[Dataset items]
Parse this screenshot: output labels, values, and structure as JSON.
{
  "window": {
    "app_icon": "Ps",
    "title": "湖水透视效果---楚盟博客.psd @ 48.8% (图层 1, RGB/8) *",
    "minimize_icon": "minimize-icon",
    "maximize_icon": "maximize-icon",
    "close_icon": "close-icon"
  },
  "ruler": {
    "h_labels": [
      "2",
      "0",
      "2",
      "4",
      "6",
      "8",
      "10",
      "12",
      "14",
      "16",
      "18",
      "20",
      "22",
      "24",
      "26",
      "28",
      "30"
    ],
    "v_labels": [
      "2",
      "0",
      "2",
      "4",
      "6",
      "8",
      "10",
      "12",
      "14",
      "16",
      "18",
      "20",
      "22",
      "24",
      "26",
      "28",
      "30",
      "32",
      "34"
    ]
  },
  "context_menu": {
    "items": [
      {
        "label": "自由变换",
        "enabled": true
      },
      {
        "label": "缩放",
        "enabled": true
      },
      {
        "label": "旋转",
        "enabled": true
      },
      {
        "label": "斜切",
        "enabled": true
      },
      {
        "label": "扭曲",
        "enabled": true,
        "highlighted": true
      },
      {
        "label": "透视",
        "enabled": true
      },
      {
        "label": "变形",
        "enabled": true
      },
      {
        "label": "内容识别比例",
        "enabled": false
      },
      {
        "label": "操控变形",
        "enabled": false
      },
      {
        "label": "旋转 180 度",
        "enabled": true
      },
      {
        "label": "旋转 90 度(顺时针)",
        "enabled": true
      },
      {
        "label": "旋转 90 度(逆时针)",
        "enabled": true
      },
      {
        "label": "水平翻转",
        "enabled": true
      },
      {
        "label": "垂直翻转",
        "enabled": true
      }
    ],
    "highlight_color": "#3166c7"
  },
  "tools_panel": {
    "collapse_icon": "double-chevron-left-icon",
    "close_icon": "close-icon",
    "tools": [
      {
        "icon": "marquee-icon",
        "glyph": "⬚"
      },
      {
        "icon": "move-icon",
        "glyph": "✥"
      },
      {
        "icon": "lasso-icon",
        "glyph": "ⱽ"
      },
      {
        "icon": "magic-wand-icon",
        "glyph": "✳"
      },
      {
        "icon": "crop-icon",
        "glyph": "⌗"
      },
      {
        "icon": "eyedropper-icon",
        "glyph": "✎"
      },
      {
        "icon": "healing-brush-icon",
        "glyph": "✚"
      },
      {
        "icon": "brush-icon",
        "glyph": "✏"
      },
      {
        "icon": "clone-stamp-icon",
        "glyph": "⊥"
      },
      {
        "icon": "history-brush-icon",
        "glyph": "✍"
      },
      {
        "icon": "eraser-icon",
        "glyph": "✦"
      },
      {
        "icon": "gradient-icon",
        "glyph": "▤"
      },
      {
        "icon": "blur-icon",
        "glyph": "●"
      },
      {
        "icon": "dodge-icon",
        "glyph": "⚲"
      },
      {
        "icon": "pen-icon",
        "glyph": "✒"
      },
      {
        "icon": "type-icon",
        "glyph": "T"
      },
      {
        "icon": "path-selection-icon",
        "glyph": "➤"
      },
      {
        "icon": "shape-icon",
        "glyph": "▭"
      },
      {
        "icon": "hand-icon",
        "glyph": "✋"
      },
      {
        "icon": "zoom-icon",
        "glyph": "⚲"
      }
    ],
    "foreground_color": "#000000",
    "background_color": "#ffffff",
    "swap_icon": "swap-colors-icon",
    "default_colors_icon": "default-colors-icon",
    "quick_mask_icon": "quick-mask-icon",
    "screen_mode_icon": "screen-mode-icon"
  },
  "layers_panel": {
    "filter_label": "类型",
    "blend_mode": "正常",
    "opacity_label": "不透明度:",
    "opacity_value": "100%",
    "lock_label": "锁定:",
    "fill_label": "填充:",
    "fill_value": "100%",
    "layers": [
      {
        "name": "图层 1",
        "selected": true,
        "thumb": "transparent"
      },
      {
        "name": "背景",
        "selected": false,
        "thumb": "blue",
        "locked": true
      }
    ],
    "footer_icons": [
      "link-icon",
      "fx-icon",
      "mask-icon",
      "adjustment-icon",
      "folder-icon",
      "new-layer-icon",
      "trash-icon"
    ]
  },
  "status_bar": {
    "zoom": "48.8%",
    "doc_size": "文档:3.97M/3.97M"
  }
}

What this task involves — All of the material must be reproduced exactly.

Answer to the problem —
Parse this screenshot: output labels, values, and structure as JSON.
{
  "window": {
    "app_icon": "Ps",
    "title": "湖水透视效果---楚盟博客.psd @ 48.8% (图层 1, RGB/8) *",
    "minimize_icon": "minimize-icon",
    "maximize_icon": "maximize-icon",
    "close_icon": "close-icon"
  },
  "ruler": {
    "h_labels": [
      "2",
      "0",
      "2",
      "4",
      "6",
      "8",
      "10",
      "12",
      "14",
      "16",
      "18",
      "20",
      "22",
      "24",
      "26",
      "28",
      "30"
    ],
    "v_labels": [
      "2",
      "0",
      "2",
      "4",
      "6",
      "8",
      "10",
      "12",
      "14",
      "16",
      "18",
      "20",
      "22",
      "24",
      "26",
      "28",
      "30",
      "32",
      "34"
    ]
  },
  "context_menu": {
    "items": [
      {
        "label": "自由变换",
        "enabled": true
      },
      {
        "label": "缩放",
        "enabled": true
      },
      {
        "label": "旋转",
        "enabled": true
      },
      {
        "label": "斜切",
        "enabled": true
      },
      {
        "label": "扭曲",
        "enabled": true,
        "highlighted": true
      },
      {
        "label": "透视",
        "enabled": true
      },
      {
        "label": "变形",
        "enabled": true
      },
      {
        "label": "内容识别比例",
        "enabled": false
      },
      {
        "label": "操控变形",
        "enabled": false
      },
      {
        "label": "旋转 180 度",
        "enabled": true
      },
      {
        "label": "旋转 90 度(顺时针)",
        "enabled": true
      },
      {
        "label": "旋转 90 度(逆时针)",
        "enabled": true
      },
      {
        "label": "水平翻转",
        "enabled": true
      },
      {
        "label": "垂直翻转",
        "enabled": true
      }
    ],
    "highlight_color": "#3166c7"
  },
  "tools_panel": {
    "collapse_icon": "double-chevron-left-icon",
    "close_icon": "close-icon",
    "tools": [
      {
        "icon": "marquee-icon",
        "glyph": "⬚"
      },
      {
        "icon": "move-icon",
        "glyph": "✥"
      },
      {
        "icon": "lasso-icon",
        "glyph": "ⱽ"
      },
      {
        "icon": "magic-wand-icon",
        "glyph": "✳"
      },
      {
        "icon": "crop-icon",
        "glyph": "⌗"
      },
      {
        "icon": "eyedropper-icon",
        "glyph": "✎"
      },
      {
        "icon": "healing-brush-icon",
        "glyph": "✚"
      },
      {
        "icon": "brush-icon",
        "glyph": "✏"
      },
      {
        "icon": "clone-stamp-icon",
        "glyph": "⊥"
      },
      {
        "icon": "history-brush-icon",
        "glyph": "✍"
      },
      {
        "icon": "eraser-icon",
        "glyph": "✦"
      },
      {
        "icon": "gradient-icon",
        "glyph": "▤"
      },
      {
        "icon": "blur-icon",
        "glyph": "●"
      },
      {
        "icon": "dodge-icon",
        "glyph": "⚲"
      },
      {
        "icon": "pen-icon",
        "glyph": "✒"
      },
      {
        "icon": "type-icon",
        "glyph": "T"
      },
      {
        "icon": "path-selection-icon",
        "glyph": "➤"
      },
      {
        "icon": "shape-icon",
        "glyph": "▭"
      },
      {
        "icon": "hand-icon",
        "glyph": "✋"
      },
      {
        "icon": "zoom-icon",
        "glyph": "⚲"
      }
    ],
    "foreground_color": "#000000",
    "background_color": "#ffffff",
    "swap_icon": "swap-colors-icon",
    "default_colors_icon": "default-colors-icon",
    "quick_mask_icon": "quick-mask-icon",
    "screen_mode_icon": "screen-mode-icon"
  },
  "layers_panel": {
    "filter_label": "类型",
    "blend_mode": "正常",
    "opacity_label": "不透明度:",
    "opacity_value": "100%",
    "lock_label": "锁定:",
    "fill_label": "填充:",
    "fill_value": "100%",
    "layers": [
      {
        "name": "图层 1",
        "selected": true,
        "thumb": "transparent"
      },
      {
        "name": "背景",
        "selected": false,
        "thumb": "blue",
        "locked": true
      }
    ],
    "footer_icons": [
      "link-icon",
      "fx-icon",
      "mask-icon",
      "adjustment-icon",
      "folder-icon",
      "new-layer-icon",
      "trash-icon"
    ]
  },
  "status_bar": {
    "zoom": "48.8%",
    "doc_size": "文档:3.97M/3.97M"
  }
}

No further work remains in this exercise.